= Stated exercise =
Reproduce each line exactly.
=== Provided information ===
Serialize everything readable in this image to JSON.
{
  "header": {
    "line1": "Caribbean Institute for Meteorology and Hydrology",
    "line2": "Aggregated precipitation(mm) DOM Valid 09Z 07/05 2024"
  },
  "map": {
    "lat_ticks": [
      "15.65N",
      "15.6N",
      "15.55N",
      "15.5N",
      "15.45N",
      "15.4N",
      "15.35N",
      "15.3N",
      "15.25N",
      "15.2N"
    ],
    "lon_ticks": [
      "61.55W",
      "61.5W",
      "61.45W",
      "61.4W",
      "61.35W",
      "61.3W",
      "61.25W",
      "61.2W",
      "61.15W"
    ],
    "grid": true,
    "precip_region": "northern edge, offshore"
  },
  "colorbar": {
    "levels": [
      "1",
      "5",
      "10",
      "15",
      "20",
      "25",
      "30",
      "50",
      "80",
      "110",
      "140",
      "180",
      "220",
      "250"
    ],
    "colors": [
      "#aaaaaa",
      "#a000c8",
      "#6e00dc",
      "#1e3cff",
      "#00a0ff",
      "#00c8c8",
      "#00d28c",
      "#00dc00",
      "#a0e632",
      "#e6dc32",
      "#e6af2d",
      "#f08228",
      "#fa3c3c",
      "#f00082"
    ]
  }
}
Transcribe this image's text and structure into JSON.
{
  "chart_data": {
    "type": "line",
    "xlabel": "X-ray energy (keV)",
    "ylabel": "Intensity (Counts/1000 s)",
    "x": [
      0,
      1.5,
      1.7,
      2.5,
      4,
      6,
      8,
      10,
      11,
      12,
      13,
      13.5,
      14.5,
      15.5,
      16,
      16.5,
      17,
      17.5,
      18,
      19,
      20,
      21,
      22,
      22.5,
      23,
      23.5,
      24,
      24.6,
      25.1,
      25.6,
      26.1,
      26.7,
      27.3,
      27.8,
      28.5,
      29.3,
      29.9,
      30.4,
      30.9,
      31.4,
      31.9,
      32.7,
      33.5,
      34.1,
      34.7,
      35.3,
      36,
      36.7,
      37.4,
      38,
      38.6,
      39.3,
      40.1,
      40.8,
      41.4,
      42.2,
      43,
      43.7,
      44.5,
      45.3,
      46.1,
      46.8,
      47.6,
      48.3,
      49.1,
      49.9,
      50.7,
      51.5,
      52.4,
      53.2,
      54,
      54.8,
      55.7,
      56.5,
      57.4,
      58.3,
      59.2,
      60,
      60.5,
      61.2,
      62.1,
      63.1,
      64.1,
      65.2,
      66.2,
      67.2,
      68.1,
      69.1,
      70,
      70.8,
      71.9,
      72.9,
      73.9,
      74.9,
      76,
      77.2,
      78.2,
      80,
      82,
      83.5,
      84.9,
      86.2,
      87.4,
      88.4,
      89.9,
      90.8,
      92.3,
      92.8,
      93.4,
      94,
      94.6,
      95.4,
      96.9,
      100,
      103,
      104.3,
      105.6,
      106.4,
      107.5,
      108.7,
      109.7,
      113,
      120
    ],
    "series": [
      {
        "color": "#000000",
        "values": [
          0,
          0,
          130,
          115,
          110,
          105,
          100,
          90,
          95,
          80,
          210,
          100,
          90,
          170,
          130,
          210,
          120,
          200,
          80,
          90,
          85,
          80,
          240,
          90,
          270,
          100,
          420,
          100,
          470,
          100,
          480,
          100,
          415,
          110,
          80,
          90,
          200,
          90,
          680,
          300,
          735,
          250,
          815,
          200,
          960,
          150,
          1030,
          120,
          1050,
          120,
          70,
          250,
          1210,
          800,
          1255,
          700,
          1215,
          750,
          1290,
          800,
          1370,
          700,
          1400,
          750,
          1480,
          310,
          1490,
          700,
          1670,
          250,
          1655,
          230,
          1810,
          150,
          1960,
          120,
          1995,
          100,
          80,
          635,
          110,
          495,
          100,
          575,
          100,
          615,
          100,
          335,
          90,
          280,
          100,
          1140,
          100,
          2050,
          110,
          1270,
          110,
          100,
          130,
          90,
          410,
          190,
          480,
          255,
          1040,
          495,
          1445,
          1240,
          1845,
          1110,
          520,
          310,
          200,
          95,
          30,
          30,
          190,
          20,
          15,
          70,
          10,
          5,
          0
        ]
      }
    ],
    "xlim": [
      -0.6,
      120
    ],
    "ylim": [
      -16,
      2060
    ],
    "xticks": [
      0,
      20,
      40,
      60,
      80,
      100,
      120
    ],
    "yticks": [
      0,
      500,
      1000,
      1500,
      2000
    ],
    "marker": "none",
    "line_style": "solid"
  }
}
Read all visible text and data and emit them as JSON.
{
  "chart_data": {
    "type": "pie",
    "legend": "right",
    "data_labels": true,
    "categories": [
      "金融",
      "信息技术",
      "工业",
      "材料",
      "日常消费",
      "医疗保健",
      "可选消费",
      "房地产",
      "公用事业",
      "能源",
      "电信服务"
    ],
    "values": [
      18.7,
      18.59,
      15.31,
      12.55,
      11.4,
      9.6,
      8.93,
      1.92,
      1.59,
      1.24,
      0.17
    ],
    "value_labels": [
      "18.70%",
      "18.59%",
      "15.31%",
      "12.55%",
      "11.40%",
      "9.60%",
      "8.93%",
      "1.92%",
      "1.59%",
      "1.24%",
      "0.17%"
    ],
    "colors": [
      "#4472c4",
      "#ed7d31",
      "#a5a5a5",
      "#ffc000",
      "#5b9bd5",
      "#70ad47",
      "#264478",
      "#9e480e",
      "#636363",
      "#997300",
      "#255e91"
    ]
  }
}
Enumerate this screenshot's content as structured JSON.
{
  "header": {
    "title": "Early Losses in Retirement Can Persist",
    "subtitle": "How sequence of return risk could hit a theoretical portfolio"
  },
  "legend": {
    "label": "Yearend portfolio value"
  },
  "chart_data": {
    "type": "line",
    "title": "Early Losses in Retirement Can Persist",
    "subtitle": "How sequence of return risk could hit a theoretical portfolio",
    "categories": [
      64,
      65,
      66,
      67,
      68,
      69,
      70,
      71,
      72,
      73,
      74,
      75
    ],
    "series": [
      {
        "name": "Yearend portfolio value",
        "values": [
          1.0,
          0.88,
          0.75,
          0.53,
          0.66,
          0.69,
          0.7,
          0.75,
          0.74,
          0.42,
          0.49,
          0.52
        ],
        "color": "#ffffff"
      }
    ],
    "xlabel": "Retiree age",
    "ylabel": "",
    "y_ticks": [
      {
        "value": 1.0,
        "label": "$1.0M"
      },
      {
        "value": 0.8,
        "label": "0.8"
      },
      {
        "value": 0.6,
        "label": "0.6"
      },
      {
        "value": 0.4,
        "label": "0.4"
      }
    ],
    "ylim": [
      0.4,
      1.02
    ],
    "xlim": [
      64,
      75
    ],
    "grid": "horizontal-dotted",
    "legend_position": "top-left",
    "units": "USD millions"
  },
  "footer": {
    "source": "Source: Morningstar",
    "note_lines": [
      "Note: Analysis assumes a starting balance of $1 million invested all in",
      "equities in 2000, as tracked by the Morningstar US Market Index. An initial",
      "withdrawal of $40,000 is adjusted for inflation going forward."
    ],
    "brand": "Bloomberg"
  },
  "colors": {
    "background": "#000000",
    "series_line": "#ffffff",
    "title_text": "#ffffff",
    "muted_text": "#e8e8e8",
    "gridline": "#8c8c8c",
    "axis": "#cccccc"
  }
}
===
= Finished task =
Serialize everything readable in this image to JSON.
{
  "header": {
    "line1": "Caribbean Institute for Meteorology and Hydrology",
    "line2": "Aggregated precipitation(mm) DOM Valid 09Z 07/05 2024"
  },
  "map": {
    "lat_ticks": [
      "15.65N",
      "15.6N",
      "15.55N",
      "15.5N",
      "15.45N",
      "15.4N",
      "15.35N",
      "15.3N",
      "15.25N",
      "15.2N"
    ],
    "lon_ticks": [
      "61.55W",
      "61.5W",
      "61.45W",
      "61.4W",
      "61.35W",
      "61.3W",
      "61.25W",
      "61.2W",
      "61.15W"
    ],
    "grid": true,
    "precip_region": "northern edge, offshore"
  },
  "colorbar": {
    "levels": [
      "1",
      "5",
      "10",
      "15",
      "20",
      "25",
      "30",
      "50",
      "80",
      "110",
      "140",
      "180",
      "220",
      "250"
    ],
    "colors": [
      "#aaaaaa",
      "#a000c8",
      "#6e00dc",
      "#1e3cff",
      "#00a0ff",
      "#00c8c8",
      "#00d28c",
      "#00dc00",
      "#a0e632",
      "#e6dc32",
      "#e6af2d",
      "#f08228",
      "#fa3c3c",
      "#f00082"
    ]
  }
}
Transcribe this image's text and structure into JSON.
{
  "chart_data": {
    "type": "line",
    "xlabel": "X-ray energy (keV)",
    "ylabel": "Intensity (Counts/1000 s)",
    "x": [
      0,
      1.5,
      1.7,
      2.5,
      4,
      6,
      8,
      10,
      11,
      12,
      13,
      13.5,
      14.5,
      15.5,
      16,
      16.5,
      17,
      17.5,
      18,
      19,
      20,
      21,
      22,
      22.5,
      23,
      23.5,
      24,
      24.6,
      25.1,
      25.6,
      26.1,
      26.7,
      27.3,
      27.8,
      28.5,
      29.3,
      29.9,
      30.4,
      30.9,
      31.4,
      31.9,
      32.7,
      33.5,
      34.1,
      34.7,
      35.3,
      36,
      36.7,
      37.4,
      38,
      38.6,
      39.3,
      40.1,
      40.8,
      41.4,
      42.2,
      43,
      43.7,
      44.5,
      45.3,
      46.1,
      46.8,
      47.6,
      48.3,
      49.1,
      49.9,
      50.7,
      51.5,
      52.4,
      53.2,
      54,
      54.8,
      55.7,
      56.5,
      57.4,
      58.3,
      59.2,
      60,
      60.5,
      61.2,
      62.1,
      63.1,
      64.1,
      65.2,
      66.2,
      67.2,
      68.1,
      69.1,
      70,
      70.8,
      71.9,
      72.9,
      73.9,
      74.9,
      76,
      77.2,
      78.2,
      80,
      82,
      83.5,
      84.9,
      86.2,
      87.4,
      88.4,
      89.9,
      90.8,
      92.3,
      92.8,
      93.4,
      94,
      94.6,
      95.4,
      96.9,
      100,
      103,
      104.3,
      105.6,
      106.4,
      107.5,
      108.7,
      109.7,
      113,
      120
    ],
    "series": [
      {
        "color": "#000000",
        "values": [
          0,
          0,
          130,
          115,
          110,
          105,
          100,
          90,
          95,
          80,
          210,
          100,
          90,
          170,
          130,
          210,
          120,
          200,
          80,
          90,
          85,
          80,
          240,
          90,
          270,
          100,
          420,
          100,
          470,
          100,
          480,
          100,
          415,
          110,
          80,
          90,
          200,
          90,
          680,
          300,
          735,
          250,
          815,
          200,
          960,
          150,
          1030,
          120,
          1050,
          120,
          70,
          250,
          1210,
          800,
          1255,
          700,
          1215,
          750,
          1290,
          800,
          1370,
          700,
          1400,
          750,
          1480,
          310,
          1490,
          700,
          1670,
          250,
          1655,
          230,
          1810,
          150,
          1960,
          120,
          1995,
          100,
          80,
          635,
          110,
          495,
          100,
          575,
          100,
          615,
          100,
          335,
          90,
          280,
          100,
          1140,
          100,
          2050,
          110,
          1270,
          110,
          100,
          130,
          90,
          410,
          190,
          480,
          255,
          1040,
          495,
          1445,
          1240,
          1845,
          1110,
          520,
          310,
          200,
          95,
          30,
          30,
          190,
          20,
          15,
          70,
          10,
          5,
          0
        ]
      }
    ],
    "xlim": [
      -0.6,
      120
    ],
    "ylim": [
      -16,
      2060
    ],
    "xticks": [
      0,
      20,
      40,
      60,
      80,
      100,
      120
    ],
    "yticks": [
      0,
      500,
      1000,
      1500,
      2000
    ],
    "marker": "none",
    "line_style": "solid"
  }
}
Read all visible text and data and emit them as JSON.
{
  "chart_data": {
    "type": "pie",
    "legend": "right",
    "data_labels": true,
    "categories": [
      "金融",
      "信息技术",
      "工业",
      "材料",
      "日常消费",
      "医疗保健",
      "可选消费",
      "房地产",
      "公用事业",
      "能源",
      "电信服务"
    ],
    "values": [
      18.7,
      18.59,
      15.31,
      12.55,
      11.4,
      9.6,
      8.93,
      1.92,
      1.59,
      1.24,
      0.17
    ],
    "value_labels": [
      "18.70%",
      "18.59%",
      "15.31%",
      "12.55%",
      "11.40%",
      "9.60%",
      "8.93%",
      "1.92%",
      "1.59%",
      "1.24%",
      "0.17%"
    ],
    "colors": [
      "#4472c4",
      "#ed7d31",
      "#a5a5a5",
      "#ffc000",
      "#5b9bd5",
      "#70ad47",
      "#264478",
      "#9e480e",
      "#636363",
      "#997300",
      "#255e91"
    ]
  }
}
Enumerate this screenshot's content as structured JSON.
{
  "header": {
    "title": "Early Losses in Retirement Can Persist",
    "subtitle": "How sequence of return risk could hit a theoretical portfolio"
  },
  "legend": {
    "label": "Yearend portfolio value"
  },
  "chart_data": {
    "type": "line",
    "title": "Early Losses in Retirement Can Persist",
    "subtitle": "How sequence of return risk could hit a theoretical portfolio",
    "categories": [
      64,
      65,
      66,
      67,
      68,
      69,
      70,
      71,
      72,
      73,
      74,
      75
    ],
    "series": [
      {
        "name": "Yearend portfolio value",
        "values": [
          1.0,
          0.88,
          0.75,
          0.53,
          0.66,
          0.69,
          0.7,
          0.75,
          0.74,
          0.42,
          0.49,
          0.52
        ],
        "color": "#ffffff"
      }
    ],
    "xlabel": "Retiree age",
    "ylabel": "",
    "y_ticks": [
      {
        "value": 1.0,
        "label": "$1.0M"
      },
      {
        "value": 0.8,
        "label": "0.8"
      },
      {
        "value": 0.6,
        "label": "0.6"
      },
      {
        "value": 0.4,
        "label": "0.4"
      }
    ],
    "ylim": [
      0.4,
      1.02
    ],
    "xlim": [
      64,
      75
    ],
    "grid": "horizontal-dotted",
    "legend_position": "top-left",
    "units": "USD millions"
  },
  "footer": {
    "source": "Source: Morningstar",
    "note_lines": [
      "Note: Analysis assumes a starting balance of $1 million invested all in",
      "equities in 2000, as tracked by the Morningstar US Market Index. An initial",
      "withdrawal of $40,000 is adjusted for inflation going forward."
    ],
    "brand": "Bloomberg"
  },
  "colors": {
    "background": "#000000",
    "series_line": "#ffffff",
    "title_text": "#ffffff",
    "muted_text": "#e8e8e8",
    "gridline": "#8c8c8c",
    "axis": "#cccccc"
  }
}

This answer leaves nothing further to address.